Dataset entries:
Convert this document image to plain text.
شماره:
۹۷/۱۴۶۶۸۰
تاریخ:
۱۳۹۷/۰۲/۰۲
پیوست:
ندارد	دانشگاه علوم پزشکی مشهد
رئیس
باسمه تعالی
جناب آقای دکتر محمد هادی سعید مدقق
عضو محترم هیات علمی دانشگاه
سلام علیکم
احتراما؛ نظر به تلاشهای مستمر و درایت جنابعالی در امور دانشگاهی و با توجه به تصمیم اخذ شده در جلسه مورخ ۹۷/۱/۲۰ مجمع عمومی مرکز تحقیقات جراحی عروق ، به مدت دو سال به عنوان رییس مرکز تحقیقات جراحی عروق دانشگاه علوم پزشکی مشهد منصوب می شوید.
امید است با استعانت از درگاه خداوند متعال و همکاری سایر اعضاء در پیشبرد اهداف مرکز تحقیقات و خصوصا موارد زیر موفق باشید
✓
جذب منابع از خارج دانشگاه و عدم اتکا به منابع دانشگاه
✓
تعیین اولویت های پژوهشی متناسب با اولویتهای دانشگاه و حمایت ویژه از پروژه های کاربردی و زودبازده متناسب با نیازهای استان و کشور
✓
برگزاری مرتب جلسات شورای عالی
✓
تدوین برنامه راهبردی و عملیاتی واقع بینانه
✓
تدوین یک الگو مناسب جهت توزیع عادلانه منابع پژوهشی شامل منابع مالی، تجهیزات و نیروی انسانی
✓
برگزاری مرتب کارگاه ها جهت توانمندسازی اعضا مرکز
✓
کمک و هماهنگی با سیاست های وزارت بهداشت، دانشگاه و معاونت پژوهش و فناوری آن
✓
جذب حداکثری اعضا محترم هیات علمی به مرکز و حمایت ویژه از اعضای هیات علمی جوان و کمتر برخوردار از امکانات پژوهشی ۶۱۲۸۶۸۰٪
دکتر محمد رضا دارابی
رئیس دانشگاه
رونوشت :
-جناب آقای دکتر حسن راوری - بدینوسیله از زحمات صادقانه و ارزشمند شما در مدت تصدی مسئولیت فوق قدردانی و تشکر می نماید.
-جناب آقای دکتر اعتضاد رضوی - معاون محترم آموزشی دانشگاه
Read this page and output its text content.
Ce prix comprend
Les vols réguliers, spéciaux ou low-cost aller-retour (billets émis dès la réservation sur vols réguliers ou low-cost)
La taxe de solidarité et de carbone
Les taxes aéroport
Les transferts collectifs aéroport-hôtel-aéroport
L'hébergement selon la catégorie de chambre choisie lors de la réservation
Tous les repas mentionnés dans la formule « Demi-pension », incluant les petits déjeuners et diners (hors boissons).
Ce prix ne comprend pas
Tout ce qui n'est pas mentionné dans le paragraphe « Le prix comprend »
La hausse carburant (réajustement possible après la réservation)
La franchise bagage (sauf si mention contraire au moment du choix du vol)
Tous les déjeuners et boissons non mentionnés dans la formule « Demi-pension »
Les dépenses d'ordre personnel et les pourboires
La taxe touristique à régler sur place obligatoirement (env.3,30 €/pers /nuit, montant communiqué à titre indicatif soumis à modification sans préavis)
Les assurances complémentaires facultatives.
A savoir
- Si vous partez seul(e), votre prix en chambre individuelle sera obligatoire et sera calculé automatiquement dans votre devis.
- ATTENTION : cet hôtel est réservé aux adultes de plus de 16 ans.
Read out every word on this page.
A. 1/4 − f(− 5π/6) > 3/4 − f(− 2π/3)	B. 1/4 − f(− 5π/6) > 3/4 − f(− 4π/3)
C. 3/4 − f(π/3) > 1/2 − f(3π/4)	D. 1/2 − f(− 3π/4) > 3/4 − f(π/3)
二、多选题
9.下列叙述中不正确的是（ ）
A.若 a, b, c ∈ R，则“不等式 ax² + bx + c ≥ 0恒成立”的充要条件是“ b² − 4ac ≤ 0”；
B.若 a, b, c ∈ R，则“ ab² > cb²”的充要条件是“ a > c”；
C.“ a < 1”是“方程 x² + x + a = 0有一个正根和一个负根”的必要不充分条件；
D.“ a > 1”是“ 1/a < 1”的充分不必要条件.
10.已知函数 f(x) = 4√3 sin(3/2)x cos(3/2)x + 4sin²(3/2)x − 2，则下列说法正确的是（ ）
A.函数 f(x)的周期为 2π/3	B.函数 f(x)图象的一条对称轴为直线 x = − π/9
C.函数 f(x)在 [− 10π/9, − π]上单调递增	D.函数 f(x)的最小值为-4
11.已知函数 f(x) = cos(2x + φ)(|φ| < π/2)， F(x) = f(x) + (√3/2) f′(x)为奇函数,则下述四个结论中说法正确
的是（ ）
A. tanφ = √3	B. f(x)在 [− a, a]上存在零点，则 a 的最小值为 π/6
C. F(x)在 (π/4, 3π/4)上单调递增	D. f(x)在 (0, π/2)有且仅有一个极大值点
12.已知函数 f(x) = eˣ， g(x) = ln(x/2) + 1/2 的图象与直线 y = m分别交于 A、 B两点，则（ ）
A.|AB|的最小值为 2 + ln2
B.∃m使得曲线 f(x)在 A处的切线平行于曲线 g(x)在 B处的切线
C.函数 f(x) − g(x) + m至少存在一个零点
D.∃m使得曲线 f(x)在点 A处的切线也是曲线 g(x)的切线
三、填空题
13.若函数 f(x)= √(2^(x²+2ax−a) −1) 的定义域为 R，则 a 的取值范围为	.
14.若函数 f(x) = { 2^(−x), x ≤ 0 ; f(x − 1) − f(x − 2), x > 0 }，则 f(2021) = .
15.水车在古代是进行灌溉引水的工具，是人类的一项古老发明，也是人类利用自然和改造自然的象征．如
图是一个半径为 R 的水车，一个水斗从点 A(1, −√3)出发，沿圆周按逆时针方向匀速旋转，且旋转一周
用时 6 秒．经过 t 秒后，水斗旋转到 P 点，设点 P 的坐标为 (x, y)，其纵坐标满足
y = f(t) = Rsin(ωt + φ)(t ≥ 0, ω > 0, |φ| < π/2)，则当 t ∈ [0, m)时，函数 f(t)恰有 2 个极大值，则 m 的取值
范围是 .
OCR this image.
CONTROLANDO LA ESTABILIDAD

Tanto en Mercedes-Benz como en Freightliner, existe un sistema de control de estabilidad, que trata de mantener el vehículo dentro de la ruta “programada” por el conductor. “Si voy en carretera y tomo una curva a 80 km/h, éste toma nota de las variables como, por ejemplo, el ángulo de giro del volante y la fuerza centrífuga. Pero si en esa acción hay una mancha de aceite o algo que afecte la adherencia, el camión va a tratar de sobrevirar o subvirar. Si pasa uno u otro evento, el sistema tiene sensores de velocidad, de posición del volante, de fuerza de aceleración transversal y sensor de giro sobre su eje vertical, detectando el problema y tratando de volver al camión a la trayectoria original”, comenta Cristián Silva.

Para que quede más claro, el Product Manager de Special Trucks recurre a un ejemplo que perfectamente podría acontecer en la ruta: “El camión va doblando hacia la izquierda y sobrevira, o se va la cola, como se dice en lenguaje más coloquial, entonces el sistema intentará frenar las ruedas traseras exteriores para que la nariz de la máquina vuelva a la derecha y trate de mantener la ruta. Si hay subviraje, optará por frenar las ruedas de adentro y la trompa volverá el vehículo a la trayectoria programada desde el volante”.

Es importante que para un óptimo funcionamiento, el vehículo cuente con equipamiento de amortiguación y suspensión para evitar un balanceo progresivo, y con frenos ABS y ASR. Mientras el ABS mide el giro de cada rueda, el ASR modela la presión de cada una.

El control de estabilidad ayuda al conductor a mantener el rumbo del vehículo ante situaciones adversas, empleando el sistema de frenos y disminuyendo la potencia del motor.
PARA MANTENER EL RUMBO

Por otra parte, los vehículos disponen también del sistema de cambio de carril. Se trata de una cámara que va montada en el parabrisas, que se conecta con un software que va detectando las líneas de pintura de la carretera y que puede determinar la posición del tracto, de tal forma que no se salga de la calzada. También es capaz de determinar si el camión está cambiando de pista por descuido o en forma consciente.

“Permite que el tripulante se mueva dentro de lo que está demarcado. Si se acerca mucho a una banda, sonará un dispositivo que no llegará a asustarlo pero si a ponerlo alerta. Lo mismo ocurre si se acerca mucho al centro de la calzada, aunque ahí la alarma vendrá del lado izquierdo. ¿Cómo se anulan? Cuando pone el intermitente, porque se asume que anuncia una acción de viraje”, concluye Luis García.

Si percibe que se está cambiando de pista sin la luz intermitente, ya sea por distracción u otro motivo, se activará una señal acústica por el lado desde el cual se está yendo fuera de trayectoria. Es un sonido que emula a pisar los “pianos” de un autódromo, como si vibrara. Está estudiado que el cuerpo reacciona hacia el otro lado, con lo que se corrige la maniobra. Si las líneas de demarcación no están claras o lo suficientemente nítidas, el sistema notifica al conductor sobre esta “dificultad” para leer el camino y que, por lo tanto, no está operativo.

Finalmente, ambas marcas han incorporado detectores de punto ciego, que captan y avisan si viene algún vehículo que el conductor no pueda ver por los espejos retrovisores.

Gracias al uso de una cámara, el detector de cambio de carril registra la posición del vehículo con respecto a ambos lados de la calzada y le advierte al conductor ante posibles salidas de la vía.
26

Task description:
Go through the preceding material and copy each line that has the word "this".

Correct result:
Convert this document image to plain text.
Read this page and output its text content.
Read out every word on this page.
OCR this image.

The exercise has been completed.